Stored data entries
________________________________________

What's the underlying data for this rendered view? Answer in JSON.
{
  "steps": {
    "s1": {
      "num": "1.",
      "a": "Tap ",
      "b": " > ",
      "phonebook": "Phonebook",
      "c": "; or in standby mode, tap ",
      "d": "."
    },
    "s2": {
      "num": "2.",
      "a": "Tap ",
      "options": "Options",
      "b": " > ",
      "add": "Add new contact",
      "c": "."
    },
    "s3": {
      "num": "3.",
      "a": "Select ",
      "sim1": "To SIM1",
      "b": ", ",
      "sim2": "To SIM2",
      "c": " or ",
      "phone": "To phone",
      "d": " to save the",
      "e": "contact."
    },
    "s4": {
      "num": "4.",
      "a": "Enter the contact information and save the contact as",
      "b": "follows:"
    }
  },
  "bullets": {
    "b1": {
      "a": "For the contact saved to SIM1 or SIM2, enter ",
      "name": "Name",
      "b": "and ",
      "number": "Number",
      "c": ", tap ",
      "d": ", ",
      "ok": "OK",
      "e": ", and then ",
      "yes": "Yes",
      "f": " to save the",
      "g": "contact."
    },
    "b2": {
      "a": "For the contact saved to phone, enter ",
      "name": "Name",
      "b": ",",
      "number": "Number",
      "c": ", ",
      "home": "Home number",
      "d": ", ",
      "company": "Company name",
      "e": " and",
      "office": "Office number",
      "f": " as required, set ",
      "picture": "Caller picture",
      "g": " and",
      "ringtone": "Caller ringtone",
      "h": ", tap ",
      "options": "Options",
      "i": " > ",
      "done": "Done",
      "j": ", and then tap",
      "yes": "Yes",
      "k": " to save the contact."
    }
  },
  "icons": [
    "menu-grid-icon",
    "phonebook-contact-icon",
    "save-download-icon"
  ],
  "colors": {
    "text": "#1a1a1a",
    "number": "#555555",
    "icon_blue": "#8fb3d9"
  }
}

________________________________________

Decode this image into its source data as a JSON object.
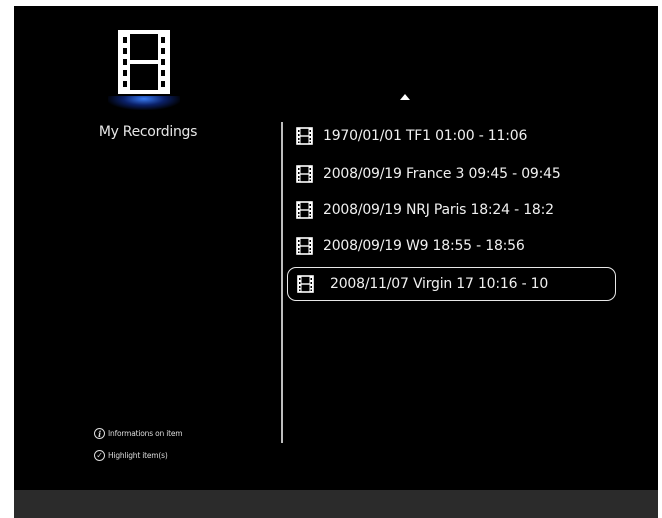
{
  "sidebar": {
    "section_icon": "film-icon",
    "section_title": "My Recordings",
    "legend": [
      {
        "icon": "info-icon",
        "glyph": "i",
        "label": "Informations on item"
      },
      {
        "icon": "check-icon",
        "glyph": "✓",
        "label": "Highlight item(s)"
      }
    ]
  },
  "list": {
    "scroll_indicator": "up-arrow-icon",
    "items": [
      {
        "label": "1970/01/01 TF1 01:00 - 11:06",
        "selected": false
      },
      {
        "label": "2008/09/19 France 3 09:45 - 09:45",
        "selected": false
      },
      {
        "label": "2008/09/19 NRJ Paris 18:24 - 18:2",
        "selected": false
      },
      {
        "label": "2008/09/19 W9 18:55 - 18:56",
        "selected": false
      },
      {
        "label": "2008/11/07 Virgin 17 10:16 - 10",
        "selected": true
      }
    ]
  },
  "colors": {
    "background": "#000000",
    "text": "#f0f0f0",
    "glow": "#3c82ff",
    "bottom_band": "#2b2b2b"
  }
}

________________________________________

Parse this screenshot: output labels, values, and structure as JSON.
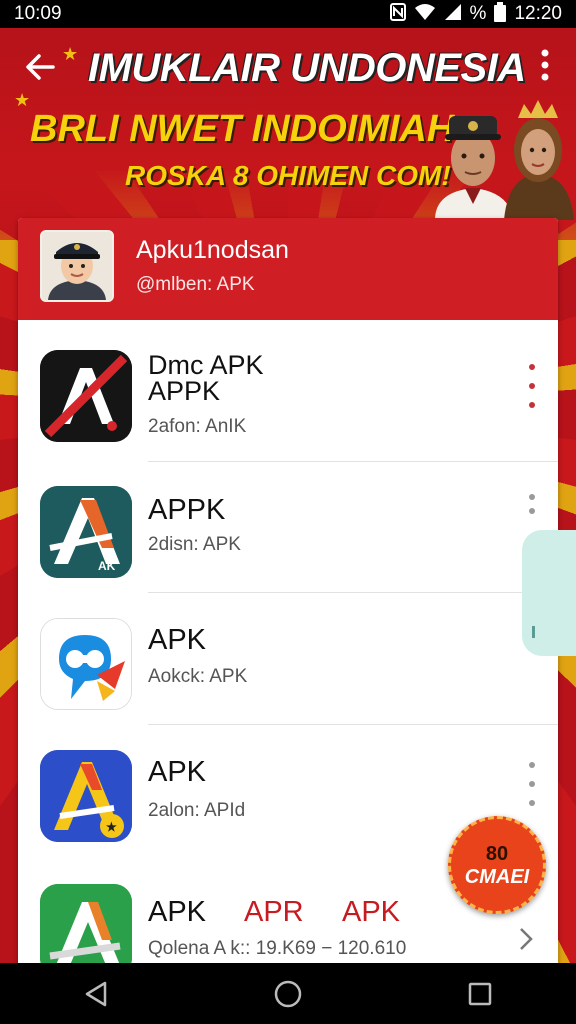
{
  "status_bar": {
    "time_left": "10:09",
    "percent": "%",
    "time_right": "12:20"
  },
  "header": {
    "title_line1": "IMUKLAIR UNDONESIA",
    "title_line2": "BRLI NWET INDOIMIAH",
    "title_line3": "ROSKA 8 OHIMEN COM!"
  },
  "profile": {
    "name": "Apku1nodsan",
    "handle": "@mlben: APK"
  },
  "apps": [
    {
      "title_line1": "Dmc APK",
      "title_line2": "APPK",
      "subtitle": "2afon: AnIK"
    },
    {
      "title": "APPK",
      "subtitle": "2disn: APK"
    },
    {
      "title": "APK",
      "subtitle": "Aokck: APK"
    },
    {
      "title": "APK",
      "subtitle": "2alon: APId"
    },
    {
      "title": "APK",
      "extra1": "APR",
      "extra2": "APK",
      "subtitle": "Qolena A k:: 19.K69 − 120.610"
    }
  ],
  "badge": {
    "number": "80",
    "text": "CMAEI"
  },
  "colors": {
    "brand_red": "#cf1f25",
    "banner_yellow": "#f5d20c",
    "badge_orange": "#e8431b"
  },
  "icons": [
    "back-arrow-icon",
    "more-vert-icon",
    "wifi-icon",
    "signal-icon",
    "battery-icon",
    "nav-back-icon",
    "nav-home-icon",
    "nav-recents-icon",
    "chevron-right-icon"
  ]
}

________________________________________

## Task
Gather all the lines that include the word "subtitle" and copy them out.

## Solved problem
      "subtitle": "2afon: AnIK"
      "subtitle": "2disn: APK"
      "subtitle": "Aokck: APK"
      "subtitle": "2alon: APId"
      "subtitle": "Qolena A k:: 19.K69 − 120.610"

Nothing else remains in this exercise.